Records
********************
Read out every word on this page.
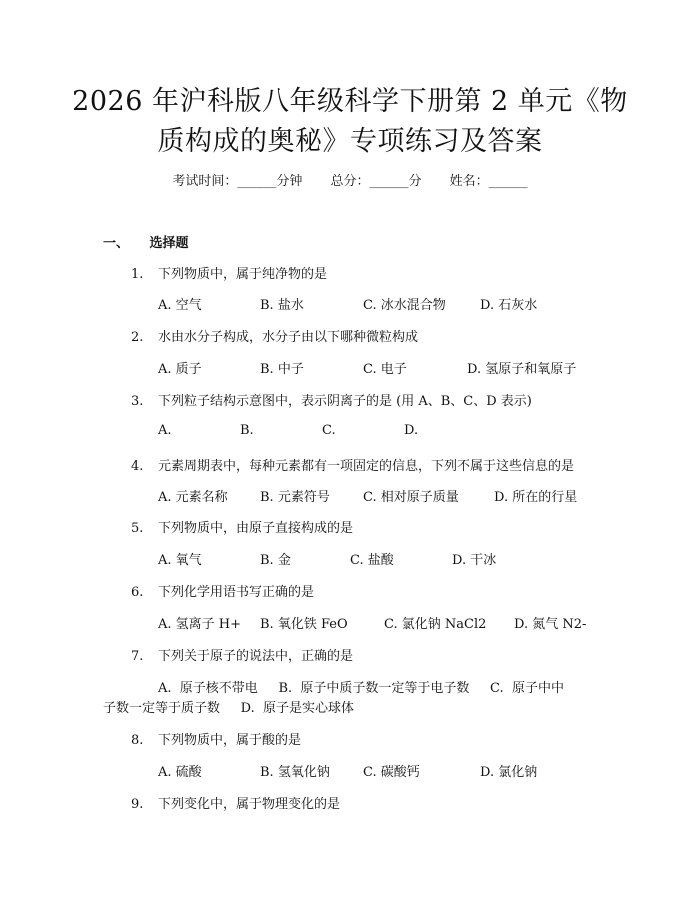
2026 年沪科版八年级科学下册第 2 单元《物
质构成的奥秘》专项练习及答案
考试时间：______分钟 总分：______分 姓名：______
一、 选择题
1. 下列物质中，属于纯净物的是
A. 空气	B. 盐水	C. 冰水混合物	D. 石灰水
2. 水由水分子构成，水分子由以下哪种微粒构成
A. 质子	B. 中子	C. 电子	D. 氢原子和氧原子
3. 下列粒子结构示意图中，表示阴离子的是 (用 A、B、C、D 表示)
A.	B.	C.	D.
4. 元素周期表中，每种元素都有一项固定的信息，下列不属于这些信息的是
A. 元素名称 B. 元素符号	C. 相对原子质量	D. 所在的行星
5. 下列物质中，由原子直接构成的是
A. 氧气	B. 金	C. 盐酸	D. 干冰
6. 下列化学用语书写正确的是
A. 氢离子 H+ B. 氧化铁 FeO	C. 氯化钠 NaCl2 D. 氮气 N2-
7. 下列关于原子的说法中，正确的是
A.  原子核不带电     B.  原子中质子数一定等于电子数     C.  原子中中
子数一定等于质子数     D.  原子是实心球体
8. 下列物质中，属于酸的是
A. 硫酸	B. 氢氧化钠	C. 碳酸钙	D. 氯化钠
9. 下列变化中，属于物理变化的是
********************
## Given task
Without including any picture, repeat the data exactly.

## Task solution
Read out every word on this page.
2026 年沪科版八年级科学下册第 2 单元《物
质构成的奥秘》专项练习及答案
考试时间：______分钟 总分：______分 姓名：______
一、 选择题
1. 下列物质中，属于纯净物的是
A. 空气	B. 盐水	C. 冰水混合物	D. 石灰水
2. 水由水分子构成，水分子由以下哪种微粒构成
A. 质子	B. 中子	C. 电子	D. 氢原子和氧原子
3. 下列粒子结构示意图中，表示阴离子的是 (用 A、B、C、D 表示)
A.	B.	C.	D.
4. 元素周期表中，每种元素都有一项固定的信息，下列不属于这些信息的是
A. 元素名称 B. 元素符号	C. 相对原子质量	D. 所在的行星
5. 下列物质中，由原子直接构成的是
A. 氧气	B. 金	C. 盐酸	D. 干冰
6. 下列化学用语书写正确的是
A. 氢离子 H+ B. 氧化铁 FeO	C. 氯化钠 NaCl2 D. 氮气 N2-
7. 下列关于原子的说法中，正确的是
A.  原子核不带电     B.  原子中质子数一定等于电子数     C.  原子中中
子数一定等于质子数     D.  原子是实心球体
8. 下列物质中，属于酸的是
A. 硫酸	B. 氢氧化钠	C. 碳酸钙	D. 氯化钠
9. 下列变化中，属于物理变化的是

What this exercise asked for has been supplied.